Task> Pull out every line from the listing that has the word "count".

Data lines>
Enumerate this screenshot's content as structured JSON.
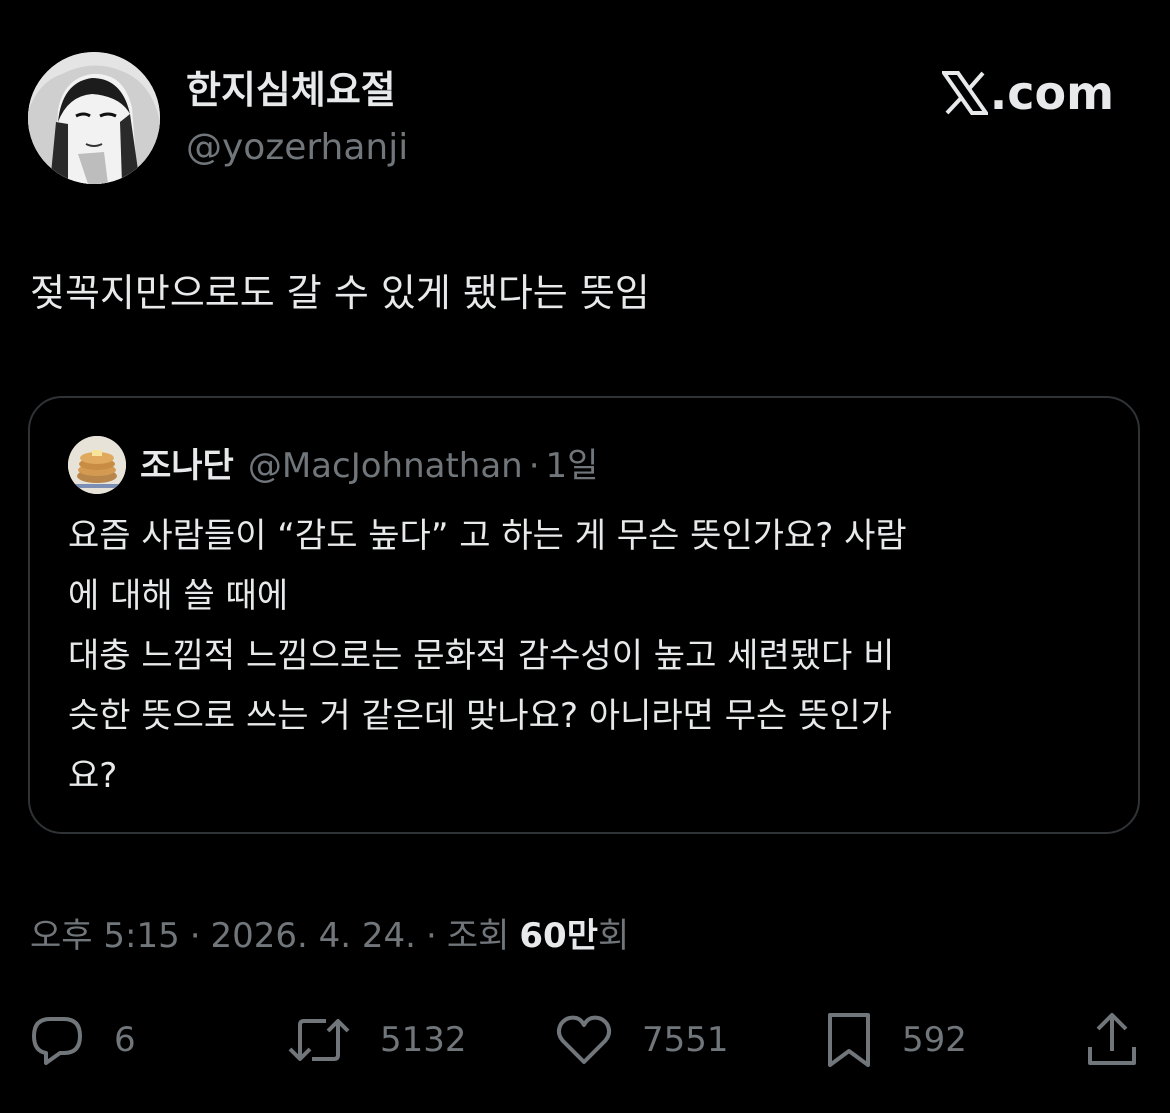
{
  "author": {
    "name": "한지심체요절",
    "handle": "@yozerhanji"
  },
  "site_mark": {
    "text": ".com",
    "icon": "x-logo-icon"
  },
  "tweet": {
    "text": "젖꼭지만으로도 갈 수 있게 됐다는 뜻임"
  },
  "quote": {
    "name": "조나단",
    "handle": "@MacJohnathan",
    "separator": "·",
    "age": "1일",
    "lines": [
      "요즘 사람들이 “감도 높다” 고 하는 게 무슨 뜻인가요? 사람",
      "에 대해 쓸 때에",
      "대충 느낌적 느낌으로는 문화적 감수성이 높고 세련됐다 비",
      "슷한 뜻으로 쓰는 거 같은데 맞나요? 아니라면 무슨 뜻인가",
      "요?"
    ]
  },
  "meta": {
    "time": "오후 5:15",
    "separator": "·",
    "date": "2026. 4. 24.",
    "views_prefix": "조회",
    "views_number": "60만",
    "views_suffix": "회"
  },
  "actions": {
    "reply": {
      "icon": "reply-icon",
      "count": "6"
    },
    "repost": {
      "icon": "repost-icon",
      "count": "5132"
    },
    "like": {
      "icon": "heart-icon",
      "count": "7551"
    },
    "bookmark": {
      "icon": "bookmark-icon",
      "count": "592"
    },
    "share": {
      "icon": "share-icon"
    }
  },
  "colors": {
    "background": "#000000",
    "primary_text": "#e7e9ea",
    "secondary_text": "#71767b",
    "border": "#2f3336"
  }
}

Written solution>
      "count": "6"
      "count": "5132"
      "count": "7551"
      "count": "592"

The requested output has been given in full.